■ Source data:
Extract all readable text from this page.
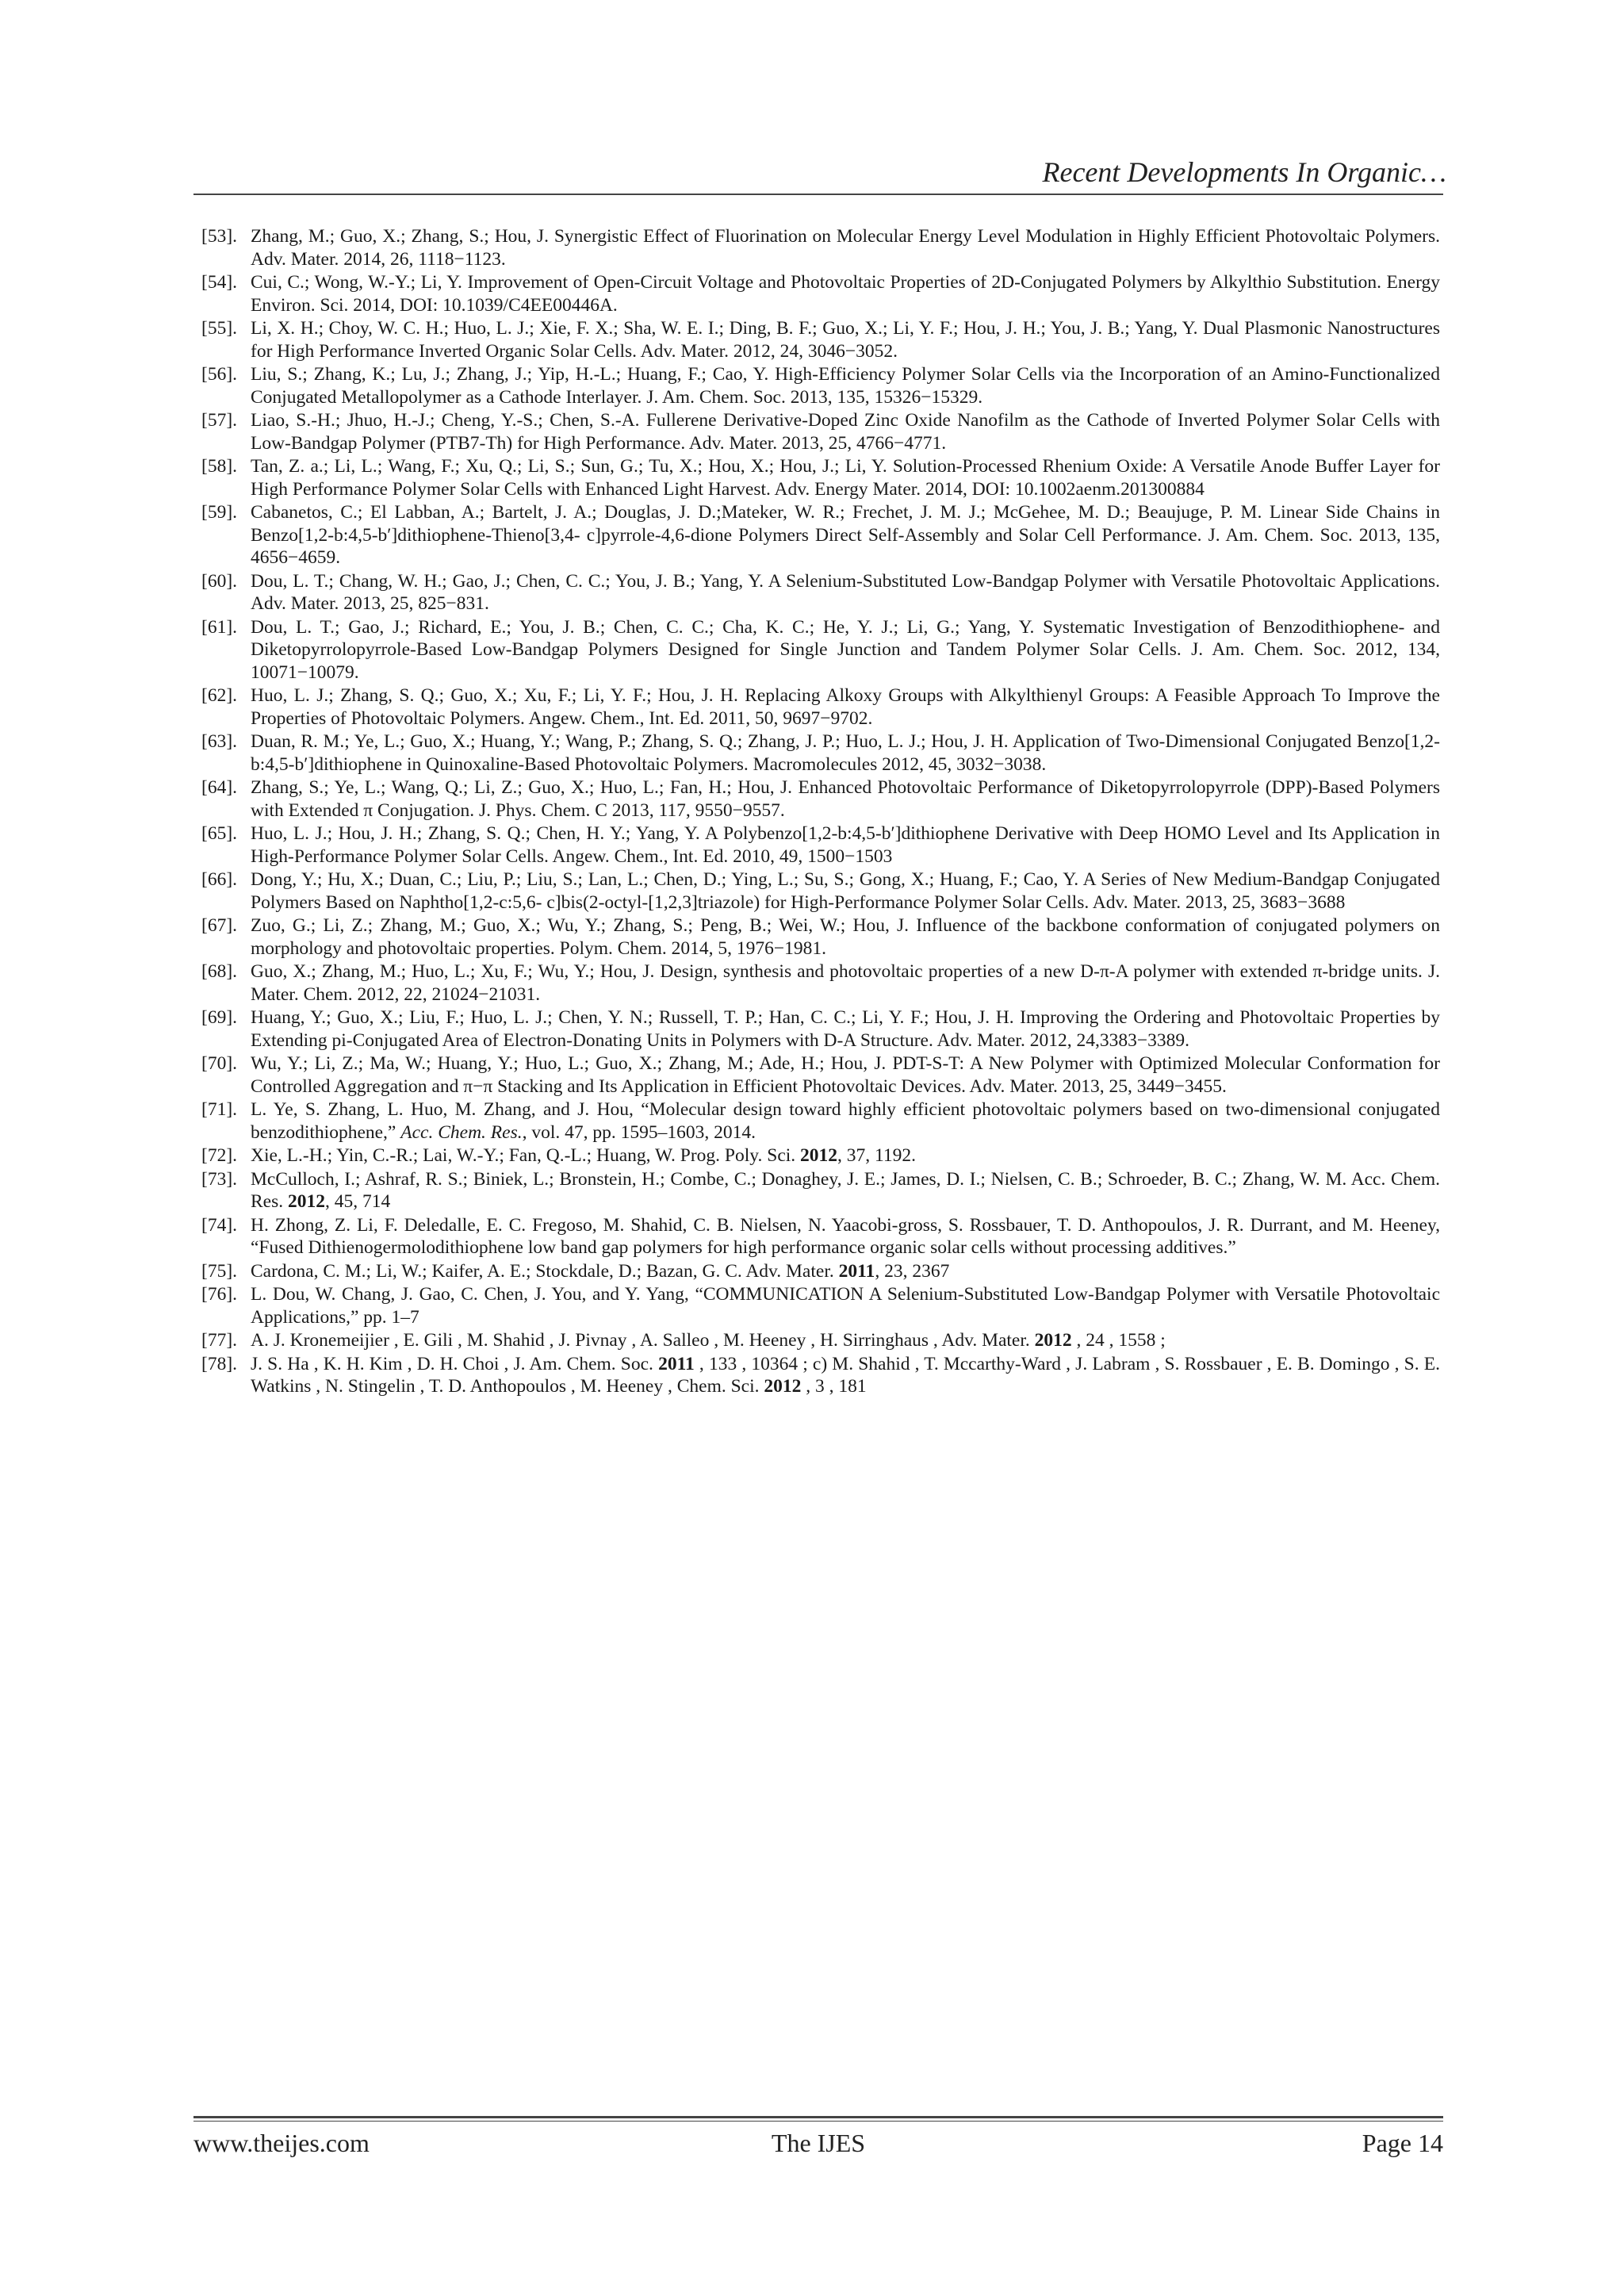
Recent Developments In Organic…
[53]. Zhang, M.; Guo, X.; Zhang, S.; Hou, J. Synergistic Effect of Fluorination on Molecular Energy Level Modulation in Highly Efficient Photovoltaic Polymers. Adv. Mater. 2014, 26, 1118−1123.
[54]. Cui, C.; Wong, W.-Y.; Li, Y. Improvement of Open-Circuit Voltage and Photovoltaic Properties of 2D-Conjugated Polymers by Alkylthio Substitution. Energy Environ. Sci. 2014, DOI: 10.1039/C4EE00446A.
[55]. Li, X. H.; Choy, W. C. H.; Huo, L. J.; Xie, F. X.; Sha, W. E. I.; Ding, B. F.; Guo, X.; Li, Y. F.; Hou, J. H.; You, J. B.; Yang, Y. Dual Plasmonic Nanostructures for High Performance Inverted Organic Solar Cells. Adv. Mater. 2012, 24, 3046−3052.
[56]. Liu, S.; Zhang, K.; Lu, J.; Zhang, J.; Yip, H.-L.; Huang, F.; Cao, Y. High-Efficiency Polymer Solar Cells via the Incorporation of an Amino-Functionalized Conjugated Metallopolymer as a Cathode Interlayer. J. Am. Chem. Soc. 2013, 135, 15326−15329.
[57]. Liao, S.-H.; Jhuo, H.-J.; Cheng, Y.-S.; Chen, S.-A. Fullerene Derivative-Doped Zinc Oxide Nanofilm as the Cathode of Inverted Polymer Solar Cells with Low-Bandgap Polymer (PTB7-Th) for High Performance. Adv. Mater. 2013, 25, 4766−4771.
[58]. Tan, Z. a.; Li, L.; Wang, F.; Xu, Q.; Li, S.; Sun, G.; Tu, X.; Hou, X.; Hou, J.; Li, Y. Solution-Processed Rhenium Oxide: A Versatile Anode Buffer Layer for High Performance Polymer Solar Cells with Enhanced Light Harvest. Adv. Energy Mater. 2014, DOI: 10.1002aenm.201300884
[59]. Cabanetos, C.; El Labban, A.; Bartelt, J. A.; Douglas, J. D.;Mateker, W. R.; Frechet, J. M. J.; McGehee, M. D.; Beaujuge, P. M. Linear Side Chains in Benzo[1,2-b:4,5-b′]dithiophene-Thieno[3,4- c]pyrrole-4,6-dione Polymers Direct Self-Assembly and Solar Cell Performance. J. Am. Chem. Soc. 2013, 135, 4656−4659.
[60]. Dou, L. T.; Chang, W. H.; Gao, J.; Chen, C. C.; You, J. B.; Yang, Y. A Selenium-Substituted Low-Bandgap Polymer with Versatile Photovoltaic Applications. Adv. Mater. 2013, 25, 825−831.
[61]. Dou, L. T.; Gao, J.; Richard, E.; You, J. B.; Chen, C. C.; Cha, K. C.; He, Y. J.; Li, G.; Yang, Y. Systematic Investigation of Benzodithiophene- and Diketopyrrolopyrrole-Based Low-Bandgap Polymers Designed for Single Junction and Tandem Polymer Solar Cells. J. Am. Chem. Soc. 2012, 134, 10071−10079.
[62]. Huo, L. J.; Zhang, S. Q.; Guo, X.; Xu, F.; Li, Y. F.; Hou, J. H. Replacing Alkoxy Groups with Alkylthienyl Groups: A Feasible Approach To Improve the Properties of Photovoltaic Polymers. Angew. Chem., Int. Ed. 2011, 50, 9697−9702.
[63]. Duan, R. M.; Ye, L.; Guo, X.; Huang, Y.; Wang, P.; Zhang, S. Q.; Zhang, J. P.; Huo, L. J.; Hou, J. H. Application of Two-Dimensional Conjugated Benzo[1,2-b:4,5-b′]dithiophene in Quinoxaline-Based Photovoltaic Polymers. Macromolecules 2012, 45, 3032−3038.
[64]. Zhang, S.; Ye, L.; Wang, Q.; Li, Z.; Guo, X.; Huo, L.; Fan, H.; Hou, J. Enhanced Photovoltaic Performance of Diketopyrrolopyrrole (DPP)-Based Polymers with Extended π Conjugation. J. Phys. Chem. C 2013, 117, 9550−9557.
[65]. Huo, L. J.; Hou, J. H.; Zhang, S. Q.; Chen, H. Y.; Yang, Y. A Polybenzo[1,2-b:4,5-b′]dithiophene Derivative with Deep HOMO Level and Its Application in High-Performance Polymer Solar Cells. Angew. Chem., Int. Ed. 2010, 49, 1500−1503
[66]. Dong, Y.; Hu, X.; Duan, C.; Liu, P.; Liu, S.; Lan, L.; Chen, D.; Ying, L.; Su, S.; Gong, X.; Huang, F.; Cao, Y. A Series of New Medium-Bandgap Conjugated Polymers Based on Naphtho[1,2-c:5,6- c]bis(2-octyl-[1,2,3]triazole) for High-Performance Polymer Solar Cells. Adv. Mater. 2013, 25, 3683−3688
[67]. Zuo, G.; Li, Z.; Zhang, M.; Guo, X.; Wu, Y.; Zhang, S.; Peng, B.; Wei, W.; Hou, J. Influence of the backbone conformation of conjugated polymers on morphology and photovoltaic properties. Polym. Chem. 2014, 5, 1976−1981.
[68]. Guo, X.; Zhang, M.; Huo, L.; Xu, F.; Wu, Y.; Hou, J. Design, synthesis and photovoltaic properties of a new D-π-A polymer with extended π-bridge units. J. Mater. Chem. 2012, 22, 21024−21031.
[69]. Huang, Y.; Guo, X.; Liu, F.; Huo, L. J.; Chen, Y. N.; Russell, T. P.; Han, C. C.; Li, Y. F.; Hou, J. H. Improving the Ordering and Photovoltaic Properties by Extending pi-Conjugated Area of Electron-Donating Units in Polymers with D-A Structure. Adv. Mater. 2012, 24,3383−3389.
[70]. Wu, Y.; Li, Z.; Ma, W.; Huang, Y.; Huo, L.; Guo, X.; Zhang, M.; Ade, H.; Hou, J. PDT-S-T: A New Polymer with Optimized Molecular Conformation for Controlled Aggregation and π−π Stacking and Its Application in Efficient Photovoltaic Devices. Adv. Mater. 2013, 25, 3449−3455.
[71]. L. Ye, S. Zhang, L. Huo, M. Zhang, and J. Hou, “Molecular design toward highly efficient photovoltaic polymers based on two-dimensional conjugated benzodithiophene,” Acc. Chem. Res., vol. 47, pp. 1595–1603, 2014.
[72]. Xie, L.-H.; Yin, C.-R.; Lai, W.-Y.; Fan, Q.-L.; Huang, W. Prog. Poly. Sci. 2012, 37, 1192.
[73]. McCulloch, I.; Ashraf, R. S.; Biniek, L.; Bronstein, H.; Combe, C.; Donaghey, J. E.; James, D. I.; Nielsen, C. B.; Schroeder, B. C.; Zhang, W. M. Acc. Chem. Res. 2012, 45, 714
[74]. H. Zhong, Z. Li, F. Deledalle, E. C. Fregoso, M. Shahid, C. B. Nielsen, N. Yaacobi-gross, S. Rossbauer, T. D. Anthopoulos, J. R. Durrant, and M. Heeney, “Fused Dithienogermolodithiophene low band gap polymers for high performance organic solar cells without processing additives.”
[75]. Cardona, C. M.; Li, W.; Kaifer, A. E.; Stockdale, D.; Bazan, G. C. Adv. Mater. 2011, 23, 2367
[76]. L. Dou, W. Chang, J. Gao, C. Chen, J. You, and Y. Yang, “COMMUNICATION A Selenium-Substituted Low-Bandgap Polymer with Versatile Photovoltaic Applications,” pp. 1–7
[77]. A. J. Kronemeijier , E. Gili , M. Shahid , J. Pivnay , A. Salleo , M. Heeney , H. Sirringhaus , Adv. Mater. 2012 , 24 , 1558 ;
[78]. J. S. Ha , K. H. Kim , D. H. Choi , J. Am. Chem. Soc. 2011 , 133 , 10364 ; c) M. Shahid , T. Mccarthy-Ward , J. Labram , S. Rossbauer , E. B. Domingo , S. E. Watkins , N. Stingelin , T. D. Anthopoulos , M. Heeney , Chem. Sci. 2012 , 3 , 181
www.theijes.com	The IJES	Page 14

■ Prompt: The total alone is wanted: how many lines in the listing above contain "Heeney".

■ Solution to the exercise: 3